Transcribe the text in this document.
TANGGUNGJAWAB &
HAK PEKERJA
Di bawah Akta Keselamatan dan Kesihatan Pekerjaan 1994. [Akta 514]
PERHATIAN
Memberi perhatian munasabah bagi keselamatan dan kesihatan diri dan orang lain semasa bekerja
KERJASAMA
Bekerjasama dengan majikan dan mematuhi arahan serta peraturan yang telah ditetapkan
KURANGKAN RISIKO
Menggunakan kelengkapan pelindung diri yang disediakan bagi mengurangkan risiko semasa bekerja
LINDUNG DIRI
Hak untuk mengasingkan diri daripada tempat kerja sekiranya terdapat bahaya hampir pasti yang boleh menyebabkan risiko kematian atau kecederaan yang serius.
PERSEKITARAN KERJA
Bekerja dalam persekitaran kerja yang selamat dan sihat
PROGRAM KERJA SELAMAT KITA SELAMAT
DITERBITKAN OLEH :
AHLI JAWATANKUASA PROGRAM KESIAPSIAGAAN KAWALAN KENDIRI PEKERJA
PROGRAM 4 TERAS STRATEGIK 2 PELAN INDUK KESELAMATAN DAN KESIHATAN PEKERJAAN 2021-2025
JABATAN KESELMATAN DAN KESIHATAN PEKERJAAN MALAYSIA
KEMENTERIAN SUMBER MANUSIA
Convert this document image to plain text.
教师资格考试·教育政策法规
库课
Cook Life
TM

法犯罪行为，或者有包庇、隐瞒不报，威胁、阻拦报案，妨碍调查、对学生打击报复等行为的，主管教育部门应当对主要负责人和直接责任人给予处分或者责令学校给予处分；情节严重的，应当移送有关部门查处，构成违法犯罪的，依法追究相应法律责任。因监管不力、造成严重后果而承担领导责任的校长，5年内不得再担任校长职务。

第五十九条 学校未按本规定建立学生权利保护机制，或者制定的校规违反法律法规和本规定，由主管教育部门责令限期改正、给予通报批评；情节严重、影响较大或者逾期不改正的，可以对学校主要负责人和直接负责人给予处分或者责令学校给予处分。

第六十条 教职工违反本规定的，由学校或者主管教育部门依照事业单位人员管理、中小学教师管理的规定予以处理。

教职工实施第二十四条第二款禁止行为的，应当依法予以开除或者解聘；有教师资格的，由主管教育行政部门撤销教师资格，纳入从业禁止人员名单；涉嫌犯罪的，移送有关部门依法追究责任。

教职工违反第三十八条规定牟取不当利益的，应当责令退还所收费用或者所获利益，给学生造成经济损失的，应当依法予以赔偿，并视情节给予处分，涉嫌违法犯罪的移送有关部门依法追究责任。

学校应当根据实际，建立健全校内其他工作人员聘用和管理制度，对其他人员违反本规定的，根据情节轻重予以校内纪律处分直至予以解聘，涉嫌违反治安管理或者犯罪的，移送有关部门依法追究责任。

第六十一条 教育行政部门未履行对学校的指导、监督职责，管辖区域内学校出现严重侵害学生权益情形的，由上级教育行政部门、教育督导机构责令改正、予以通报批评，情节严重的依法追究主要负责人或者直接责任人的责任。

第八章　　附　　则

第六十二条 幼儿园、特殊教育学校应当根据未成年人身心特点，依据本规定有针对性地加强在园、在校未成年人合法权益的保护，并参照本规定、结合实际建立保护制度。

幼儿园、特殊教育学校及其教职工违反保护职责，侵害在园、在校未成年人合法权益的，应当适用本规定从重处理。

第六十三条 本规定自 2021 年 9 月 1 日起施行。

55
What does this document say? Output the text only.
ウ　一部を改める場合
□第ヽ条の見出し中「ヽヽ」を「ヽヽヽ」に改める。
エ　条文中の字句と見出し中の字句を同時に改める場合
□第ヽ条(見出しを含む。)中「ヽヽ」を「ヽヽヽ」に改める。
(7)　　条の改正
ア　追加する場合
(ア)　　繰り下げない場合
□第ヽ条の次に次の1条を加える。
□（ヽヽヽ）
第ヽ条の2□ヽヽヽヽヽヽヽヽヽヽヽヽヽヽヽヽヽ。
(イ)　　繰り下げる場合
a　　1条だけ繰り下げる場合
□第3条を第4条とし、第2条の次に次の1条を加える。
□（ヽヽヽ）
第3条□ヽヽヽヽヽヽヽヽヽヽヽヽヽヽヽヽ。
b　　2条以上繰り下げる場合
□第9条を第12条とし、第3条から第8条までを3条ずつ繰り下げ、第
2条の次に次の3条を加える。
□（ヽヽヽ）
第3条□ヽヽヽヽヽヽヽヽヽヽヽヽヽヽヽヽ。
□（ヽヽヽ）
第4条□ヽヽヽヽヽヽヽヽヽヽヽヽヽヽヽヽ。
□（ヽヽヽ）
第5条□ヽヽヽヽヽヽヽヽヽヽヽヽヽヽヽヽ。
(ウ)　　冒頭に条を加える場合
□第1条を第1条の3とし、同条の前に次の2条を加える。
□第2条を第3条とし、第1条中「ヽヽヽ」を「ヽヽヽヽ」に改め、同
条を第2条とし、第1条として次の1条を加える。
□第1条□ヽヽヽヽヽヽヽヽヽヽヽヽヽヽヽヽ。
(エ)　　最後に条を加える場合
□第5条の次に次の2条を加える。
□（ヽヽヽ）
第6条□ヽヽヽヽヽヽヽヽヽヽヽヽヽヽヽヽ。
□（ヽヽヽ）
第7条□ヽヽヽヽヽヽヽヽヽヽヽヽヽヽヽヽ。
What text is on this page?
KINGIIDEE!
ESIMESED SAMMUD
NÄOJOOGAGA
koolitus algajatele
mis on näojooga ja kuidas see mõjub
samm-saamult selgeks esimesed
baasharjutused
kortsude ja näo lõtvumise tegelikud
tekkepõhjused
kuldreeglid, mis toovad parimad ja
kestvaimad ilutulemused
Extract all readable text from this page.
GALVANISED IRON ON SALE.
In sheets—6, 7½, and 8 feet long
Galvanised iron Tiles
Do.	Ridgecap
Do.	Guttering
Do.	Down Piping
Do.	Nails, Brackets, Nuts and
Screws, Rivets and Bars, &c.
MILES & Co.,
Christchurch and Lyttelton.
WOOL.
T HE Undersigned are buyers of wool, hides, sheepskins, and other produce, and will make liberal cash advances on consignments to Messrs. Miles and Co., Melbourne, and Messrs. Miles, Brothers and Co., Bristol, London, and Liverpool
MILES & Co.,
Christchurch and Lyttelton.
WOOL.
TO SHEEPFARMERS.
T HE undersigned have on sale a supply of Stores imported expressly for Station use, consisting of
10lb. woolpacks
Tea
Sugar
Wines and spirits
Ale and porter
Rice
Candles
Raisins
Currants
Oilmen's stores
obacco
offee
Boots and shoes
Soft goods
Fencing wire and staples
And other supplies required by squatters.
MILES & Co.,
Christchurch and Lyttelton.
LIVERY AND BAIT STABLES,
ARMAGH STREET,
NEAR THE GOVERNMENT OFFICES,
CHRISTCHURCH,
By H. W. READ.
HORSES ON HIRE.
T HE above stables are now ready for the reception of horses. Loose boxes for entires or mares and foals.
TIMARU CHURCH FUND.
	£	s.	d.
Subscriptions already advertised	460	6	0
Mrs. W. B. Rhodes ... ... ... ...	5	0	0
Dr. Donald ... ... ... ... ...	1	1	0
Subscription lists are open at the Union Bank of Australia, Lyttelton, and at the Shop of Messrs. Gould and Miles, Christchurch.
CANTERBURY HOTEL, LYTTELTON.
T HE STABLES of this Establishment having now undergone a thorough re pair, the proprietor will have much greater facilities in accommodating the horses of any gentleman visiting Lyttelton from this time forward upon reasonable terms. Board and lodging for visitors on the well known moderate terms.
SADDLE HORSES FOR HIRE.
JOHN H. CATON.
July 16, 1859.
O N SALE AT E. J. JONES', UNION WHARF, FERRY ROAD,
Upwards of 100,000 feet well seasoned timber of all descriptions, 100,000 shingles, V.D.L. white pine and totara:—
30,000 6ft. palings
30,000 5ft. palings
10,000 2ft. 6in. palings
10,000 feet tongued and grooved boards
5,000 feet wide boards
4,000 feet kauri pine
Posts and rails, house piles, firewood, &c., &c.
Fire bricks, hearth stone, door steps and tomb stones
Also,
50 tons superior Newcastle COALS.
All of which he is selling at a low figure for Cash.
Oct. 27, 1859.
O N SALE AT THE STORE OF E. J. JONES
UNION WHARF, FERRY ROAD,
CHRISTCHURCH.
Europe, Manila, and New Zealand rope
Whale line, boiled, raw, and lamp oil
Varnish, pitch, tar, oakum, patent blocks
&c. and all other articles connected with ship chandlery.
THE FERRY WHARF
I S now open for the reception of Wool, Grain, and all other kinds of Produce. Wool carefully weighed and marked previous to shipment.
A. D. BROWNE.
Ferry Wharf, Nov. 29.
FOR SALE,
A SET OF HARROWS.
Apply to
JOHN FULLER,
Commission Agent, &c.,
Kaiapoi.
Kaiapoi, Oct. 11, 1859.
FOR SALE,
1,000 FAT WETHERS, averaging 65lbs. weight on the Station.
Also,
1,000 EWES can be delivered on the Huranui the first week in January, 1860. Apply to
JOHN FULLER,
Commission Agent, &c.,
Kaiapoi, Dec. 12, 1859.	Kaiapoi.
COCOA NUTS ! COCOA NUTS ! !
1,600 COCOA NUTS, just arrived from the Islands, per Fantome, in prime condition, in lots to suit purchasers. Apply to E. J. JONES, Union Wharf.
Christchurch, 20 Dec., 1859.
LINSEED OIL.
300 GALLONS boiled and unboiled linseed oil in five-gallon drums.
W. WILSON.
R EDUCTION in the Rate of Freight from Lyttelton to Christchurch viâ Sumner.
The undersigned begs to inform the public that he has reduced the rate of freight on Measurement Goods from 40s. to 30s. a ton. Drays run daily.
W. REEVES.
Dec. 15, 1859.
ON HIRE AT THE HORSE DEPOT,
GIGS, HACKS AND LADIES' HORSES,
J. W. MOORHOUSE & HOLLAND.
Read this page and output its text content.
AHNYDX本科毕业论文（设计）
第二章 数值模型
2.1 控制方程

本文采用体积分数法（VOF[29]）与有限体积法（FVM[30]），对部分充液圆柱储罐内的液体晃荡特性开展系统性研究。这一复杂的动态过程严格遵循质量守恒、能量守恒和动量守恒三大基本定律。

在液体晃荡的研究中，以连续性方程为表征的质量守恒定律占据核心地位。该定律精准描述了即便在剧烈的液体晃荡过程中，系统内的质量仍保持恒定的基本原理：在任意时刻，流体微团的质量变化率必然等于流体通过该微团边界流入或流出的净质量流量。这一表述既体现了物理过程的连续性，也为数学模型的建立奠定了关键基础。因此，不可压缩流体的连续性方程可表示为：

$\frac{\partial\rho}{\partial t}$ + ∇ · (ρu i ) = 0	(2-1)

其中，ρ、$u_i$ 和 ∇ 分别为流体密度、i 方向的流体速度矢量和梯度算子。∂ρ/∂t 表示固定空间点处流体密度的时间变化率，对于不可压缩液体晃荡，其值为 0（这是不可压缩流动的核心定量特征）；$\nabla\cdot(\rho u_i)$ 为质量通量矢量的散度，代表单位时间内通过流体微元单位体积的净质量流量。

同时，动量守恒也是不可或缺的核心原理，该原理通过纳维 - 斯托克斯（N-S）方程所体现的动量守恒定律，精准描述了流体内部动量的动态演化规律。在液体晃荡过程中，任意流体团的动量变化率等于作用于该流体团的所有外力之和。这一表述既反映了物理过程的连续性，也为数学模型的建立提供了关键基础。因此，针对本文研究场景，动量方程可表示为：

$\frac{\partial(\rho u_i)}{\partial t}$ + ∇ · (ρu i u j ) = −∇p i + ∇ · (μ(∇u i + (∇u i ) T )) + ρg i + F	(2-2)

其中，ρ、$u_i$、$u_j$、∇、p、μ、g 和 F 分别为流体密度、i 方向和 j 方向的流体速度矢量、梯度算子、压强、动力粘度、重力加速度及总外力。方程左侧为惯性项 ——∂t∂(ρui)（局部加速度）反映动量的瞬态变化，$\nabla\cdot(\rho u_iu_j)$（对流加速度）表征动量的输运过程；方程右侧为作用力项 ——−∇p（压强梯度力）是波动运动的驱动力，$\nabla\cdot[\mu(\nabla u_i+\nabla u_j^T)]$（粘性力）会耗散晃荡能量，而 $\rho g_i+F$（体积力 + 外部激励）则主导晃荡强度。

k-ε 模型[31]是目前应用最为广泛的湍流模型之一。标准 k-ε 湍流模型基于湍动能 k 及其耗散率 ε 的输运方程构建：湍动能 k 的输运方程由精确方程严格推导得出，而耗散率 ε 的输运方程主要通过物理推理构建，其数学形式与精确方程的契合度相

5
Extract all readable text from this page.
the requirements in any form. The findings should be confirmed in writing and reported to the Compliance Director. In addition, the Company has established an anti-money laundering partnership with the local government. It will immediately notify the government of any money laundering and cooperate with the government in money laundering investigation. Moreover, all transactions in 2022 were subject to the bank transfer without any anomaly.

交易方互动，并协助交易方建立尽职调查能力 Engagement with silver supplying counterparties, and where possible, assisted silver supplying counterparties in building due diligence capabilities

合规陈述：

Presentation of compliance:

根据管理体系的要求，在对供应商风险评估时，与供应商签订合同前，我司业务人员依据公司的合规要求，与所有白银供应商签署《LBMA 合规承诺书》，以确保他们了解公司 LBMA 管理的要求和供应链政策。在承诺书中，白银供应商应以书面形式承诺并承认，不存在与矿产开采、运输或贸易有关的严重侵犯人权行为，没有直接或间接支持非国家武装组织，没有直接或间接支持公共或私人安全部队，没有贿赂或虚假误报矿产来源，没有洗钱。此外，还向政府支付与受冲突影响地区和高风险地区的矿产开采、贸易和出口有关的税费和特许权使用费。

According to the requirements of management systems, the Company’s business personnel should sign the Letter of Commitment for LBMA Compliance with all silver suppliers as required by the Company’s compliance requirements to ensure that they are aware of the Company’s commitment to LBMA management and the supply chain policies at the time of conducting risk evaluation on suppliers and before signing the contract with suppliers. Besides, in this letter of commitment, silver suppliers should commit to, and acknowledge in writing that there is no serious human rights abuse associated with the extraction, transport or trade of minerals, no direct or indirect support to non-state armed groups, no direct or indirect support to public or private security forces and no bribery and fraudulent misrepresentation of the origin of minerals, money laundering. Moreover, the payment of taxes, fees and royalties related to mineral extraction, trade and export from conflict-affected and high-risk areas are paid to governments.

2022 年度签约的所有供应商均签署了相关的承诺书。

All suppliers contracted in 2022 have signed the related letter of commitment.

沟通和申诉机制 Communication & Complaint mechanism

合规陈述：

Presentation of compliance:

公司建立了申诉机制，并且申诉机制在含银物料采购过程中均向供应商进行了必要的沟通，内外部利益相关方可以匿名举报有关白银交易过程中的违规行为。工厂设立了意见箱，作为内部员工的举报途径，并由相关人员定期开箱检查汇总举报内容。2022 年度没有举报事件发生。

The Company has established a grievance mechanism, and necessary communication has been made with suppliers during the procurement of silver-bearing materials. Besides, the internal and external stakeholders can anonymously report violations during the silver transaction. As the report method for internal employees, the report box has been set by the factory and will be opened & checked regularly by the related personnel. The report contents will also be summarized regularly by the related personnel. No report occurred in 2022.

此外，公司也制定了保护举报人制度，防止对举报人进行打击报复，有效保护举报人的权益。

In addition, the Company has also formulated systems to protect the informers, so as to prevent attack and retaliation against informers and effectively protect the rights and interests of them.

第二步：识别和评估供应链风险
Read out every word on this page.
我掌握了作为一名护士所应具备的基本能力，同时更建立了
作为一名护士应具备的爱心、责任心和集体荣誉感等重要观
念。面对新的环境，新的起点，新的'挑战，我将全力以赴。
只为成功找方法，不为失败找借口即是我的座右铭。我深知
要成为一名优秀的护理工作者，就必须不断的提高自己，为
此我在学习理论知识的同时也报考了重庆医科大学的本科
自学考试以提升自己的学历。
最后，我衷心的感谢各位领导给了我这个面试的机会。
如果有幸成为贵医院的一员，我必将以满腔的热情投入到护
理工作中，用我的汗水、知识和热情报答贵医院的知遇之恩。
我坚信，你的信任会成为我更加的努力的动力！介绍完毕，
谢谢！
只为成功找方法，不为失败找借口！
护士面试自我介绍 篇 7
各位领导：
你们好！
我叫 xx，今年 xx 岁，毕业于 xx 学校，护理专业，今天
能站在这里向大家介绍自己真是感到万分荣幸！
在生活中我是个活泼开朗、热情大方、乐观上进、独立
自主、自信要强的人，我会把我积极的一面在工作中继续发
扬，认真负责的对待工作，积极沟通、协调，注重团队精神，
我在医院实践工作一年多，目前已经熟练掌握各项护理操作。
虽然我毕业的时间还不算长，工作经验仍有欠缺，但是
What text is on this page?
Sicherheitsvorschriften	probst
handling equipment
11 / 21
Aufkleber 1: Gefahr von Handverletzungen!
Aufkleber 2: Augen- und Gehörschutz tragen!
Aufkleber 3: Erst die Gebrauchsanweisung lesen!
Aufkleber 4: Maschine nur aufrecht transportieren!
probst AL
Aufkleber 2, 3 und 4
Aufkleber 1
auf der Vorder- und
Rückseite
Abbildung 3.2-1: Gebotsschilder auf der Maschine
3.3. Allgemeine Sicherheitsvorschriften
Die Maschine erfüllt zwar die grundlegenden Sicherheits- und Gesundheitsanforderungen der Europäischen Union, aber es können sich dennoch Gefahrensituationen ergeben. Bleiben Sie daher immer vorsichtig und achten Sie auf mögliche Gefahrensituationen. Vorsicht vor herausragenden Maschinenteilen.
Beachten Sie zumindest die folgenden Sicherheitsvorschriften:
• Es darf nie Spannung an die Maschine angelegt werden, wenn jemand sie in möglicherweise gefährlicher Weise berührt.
--------------------------------
## Set task
In the entries above, take the line containing "Read out every word on this page." and each later line through the last, and repeat them exactly. Output nothing else.

## Final result
Read out every word on this page.
我掌握了作为一名护士所应具备的基本能力，同时更建立了
作为一名护士应具备的爱心、责任心和集体荣誉感等重要观
念。面对新的环境，新的起点，新的'挑战，我将全力以赴。
只为成功找方法，不为失败找借口即是我的座右铭。我深知
要成为一名优秀的护理工作者，就必须不断的提高自己，为
此我在学习理论知识的同时也报考了重庆医科大学的本科
自学考试以提升自己的学历。
最后，我衷心的感谢各位领导给了我这个面试的机会。
如果有幸成为贵医院的一员，我必将以满腔的热情投入到护
理工作中，用我的汗水、知识和热情报答贵医院的知遇之恩。
我坚信，你的信任会成为我更加的努力的动力！介绍完毕，
谢谢！
只为成功找方法，不为失败找借口！
护士面试自我介绍 篇 7
各位领导：
你们好！
我叫 xx，今年 xx 岁，毕业于 xx 学校，护理专业，今天
能站在这里向大家介绍自己真是感到万分荣幸！
在生活中我是个活泼开朗、热情大方、乐观上进、独立
自主、自信要强的人，我会把我积极的一面在工作中继续发
扬，认真负责的对待工作，积极沟通、协调，注重团队精神，
我在医院实践工作一年多，目前已经熟练掌握各项护理操作。
虽然我毕业的时间还不算长，工作经验仍有欠缺，但是
What text is on this page?
Sicherheitsvorschriften	probst
handling equipment
11 / 21
Aufkleber 1: Gefahr von Handverletzungen!
Aufkleber 2: Augen- und Gehörschutz tragen!
Aufkleber 3: Erst die Gebrauchsanweisung lesen!
Aufkleber 4: Maschine nur aufrecht transportieren!
probst AL
Aufkleber 2, 3 und 4
Aufkleber 1
auf der Vorder- und
Rückseite
Abbildung 3.2-1: Gebotsschilder auf der Maschine
3.3. Allgemeine Sicherheitsvorschriften
Die Maschine erfüllt zwar die grundlegenden Sicherheits- und Gesundheitsanforderungen der Europäischen Union, aber es können sich dennoch Gefahrensituationen ergeben. Bleiben Sie daher immer vorsichtig und achten Sie auf mögliche Gefahrensituationen. Vorsicht vor herausragenden Maschinenteilen.
Beachten Sie zumindest die folgenden Sicherheitsvorschriften:
• Es darf nie Spannung an die Maschine angelegt werden, wenn jemand sie in möglicherweise gefährlicher Weise berührt.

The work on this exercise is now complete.